Only a number is wanted: how many lines in these records contain the word "this"?

* Data to process *
----
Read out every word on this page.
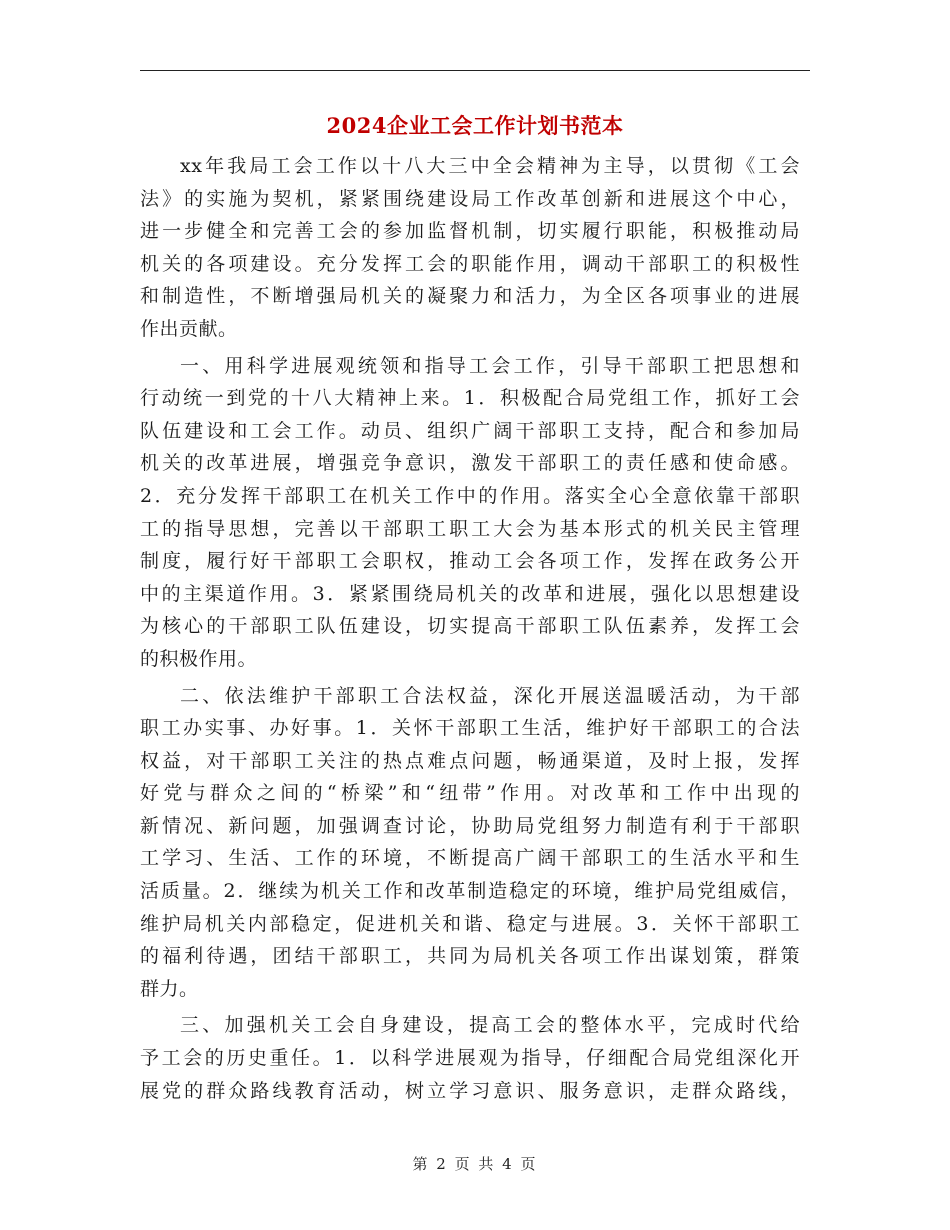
2024企业工会工作计划书范本

xx年我局工会工作以十八大三中全会精神为主导，以贯彻《工会
法》的实施为契机，紧紧围绕建设局工作改革创新和进展这个中心，
进一步健全和完善工会的参加监督机制，切实履行职能，积极推动局
机关的各项建设。充分发挥工会的职能作用，调动干部职工的积极性
和制造性，不断增强局机关的凝聚力和活力，为全区各项事业的进展
作出贡献。

一、用科学进展观统领和指导工会工作，引导干部职工把思想和
行动统一到党的十八大精神上来。1．积极配合局党组工作，抓好工会
队伍建设和工会工作。动员、组织广阔干部职工支持，配合和参加局
机关的改革进展，增强竞争意识，激发干部职工的责任感和使命感。
2．充分发挥干部职工在机关工作中的作用。落实全心全意依靠干部职
工的指导思想，完善以干部职工职工大会为基本形式的机关民主管理
制度，履行好干部职工会职权，推动工会各项工作，发挥在政务公开
中的主渠道作用。3．紧紧围绕局机关的改革和进展，强化以思想建设
为核心的干部职工队伍建设，切实提高干部职工队伍素养，发挥工会
的积极作用。

二、依法维护干部职工合法权益，深化开展送温暖活动，为干部
职工办实事、办好事。1．关怀干部职工生活，维护好干部职工的合法
权益，对干部职工关注的热点难点问题，畅通渠道，及时上报，发挥
好党与群众之间的“桥梁”和“纽带”作用。对改革和工作中出现的
新情况、新问题，加强调查讨论，协助局党组努力制造有利于干部职
工学习、生活、工作的环境，不断提高广阔干部职工的生活水平和生
活质量。2．继续为机关工作和改革制造稳定的环境，维护局党组威信，
维护局机关内部稳定，促进机关和谐、稳定与进展。3．关怀干部职工
的福利待遇，团结干部职工，共同为局机关各项工作出谋划策，群策
群力。

三、加强机关工会自身建设，提高工会的整体水平，完成时代给
予工会的历史重任。1．以科学进展观为指导，仔细配合局党组深化开
展党的群众路线教育活动，树立学习意识、服务意识，走群众路线，

第 2 页 共 4 页
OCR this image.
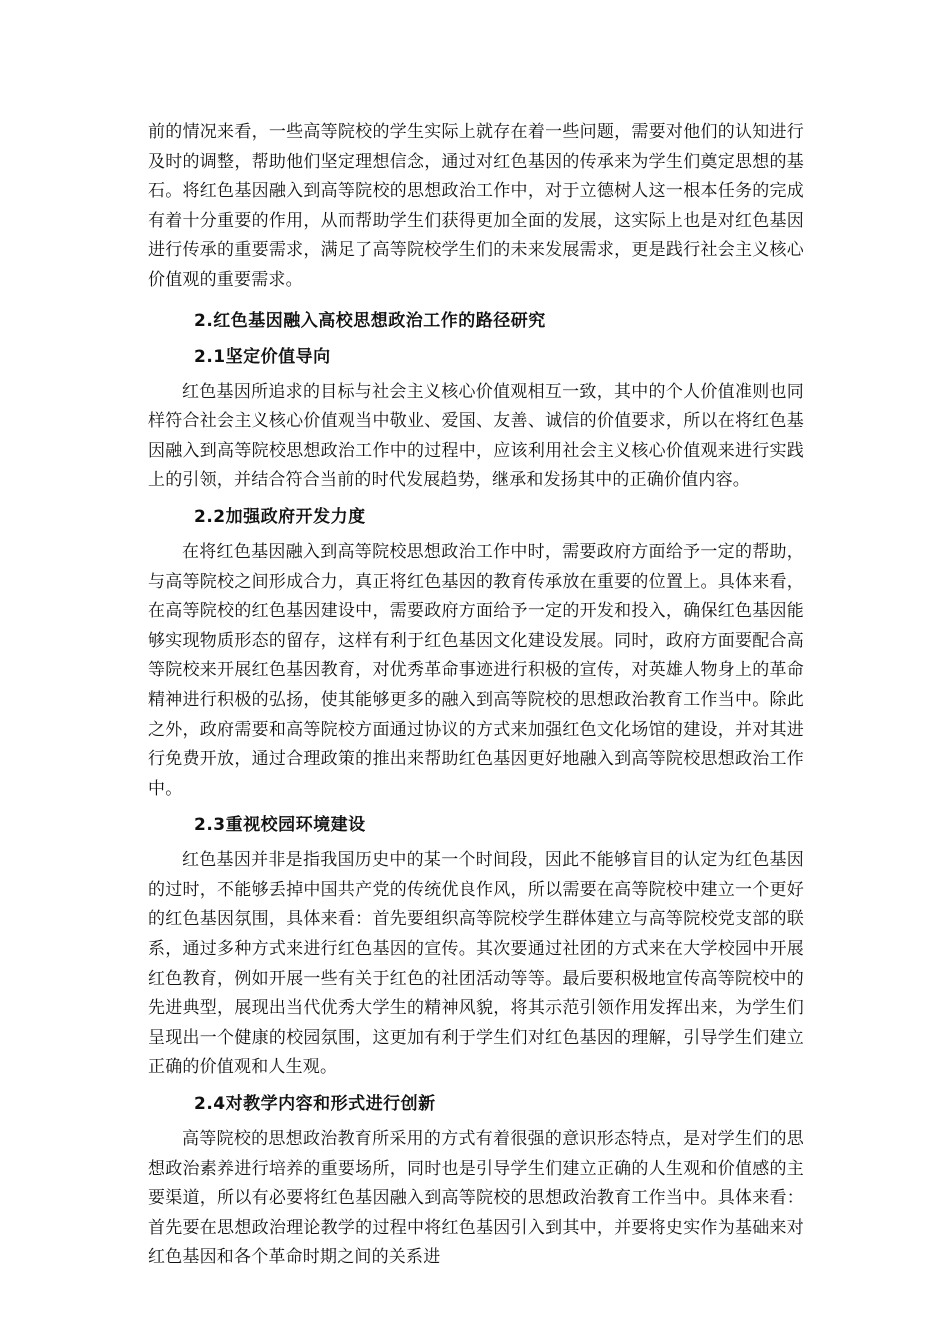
前的情况来看，一些高等院校的学生实际上就存在着一些问题，需要对他们的认知进行及时的调整，帮助他们坚定理想信念，通过对红色基因的传承来为学生们奠定思想的基石。将红色基因融入到高等院校的思想政治工作中，对于立德树人这一根本任务的完成有着十分重要的作用，从而帮助学生们获得更加全面的发展，这实际上也是对红色基因进行传承的重要需求，满足了高等院校学生们的未来发展需求，更是践行社会主义核心价值观的重要需求。

2.红色基因融入高校思想政治工作的路径研究
2.1坚定价值导向

红色基因所追求的目标与社会主义核心价值观相互一致，其中的个人价值准则也同样符合社会主义核心价值观当中敬业、爱国、友善、诚信的价值要求，所以在将红色基因融入到高等院校思想政治工作中的过程中，应该利用社会主义核心价值观来进行实践上的引领，并结合符合当前的时代发展趋势，继承和发扬其中的正确价值内容。

2.2加强政府开发力度

在将红色基因融入到高等院校思想政治工作中时，需要政府方面给予一定的帮助，与高等院校之间形成合力，真正将红色基因的教育传承放在重要的位置上。具体来看，在高等院校的红色基因建设中，需要政府方面给予一定的开发和投入，确保红色基因能够实现物质形态的留存，这样有利于红色基因文化建设发展。同时，政府方面要配合高等院校来开展红色基因教育，对优秀革命事迹进行积极的宣传，对英雄人物身上的革命精神进行积极的弘扬，使其能够更多的融入到高等院校的思想政治教育工作当中。除此之外，政府需要和高等院校方面通过协议的方式来加强红色文化场馆的建设，并对其进行免费开放，通过合理政策的推出来帮助红色基因更好地融入到高等院校思想政治工作中。

2.3重视校园环境建设

红色基因并非是指我国历史中的某一个时间段，因此不能够盲目的认定为红色基因的过时，不能够丢掉中国共产党的传统优良作风，所以需要在高等院校中建立一个更好的红色基因氛围，具体来看：首先要组织高等院校学生群体建立与高等院校党支部的联系，通过多种方式来进行红色基因的宣传。其次要通过社团的方式来在大学校园中开展红色教育，例如开展一些有关于红色的社团活动等等。最后要积极地宣传高等院校中的先进典型，展现出当代优秀大学生的精神风貌，将其示范引领作用发挥出来，为学生们呈现出一个健康的校园氛围，这更加有利于学生们对红色基因的理解，引导学生们建立正确的价值观和人生观。

2.4对教学内容和形式进行创新

高等院校的思想政治教育所采用的方式有着很强的意识形态特点，是对学生们的思想政治素养进行培养的重要场所，同时也是引导学生们建立正确的人生观和价值感的主要渠道，所以有必要将红色基因融入到高等院校的思想政治教育工作当中。具体来看：首先要在思想政治理论教学的过程中将红色基因引入到其中，并要将史实作为基础来对红色基因和各个革命时期之间的关系进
----
* Result *
2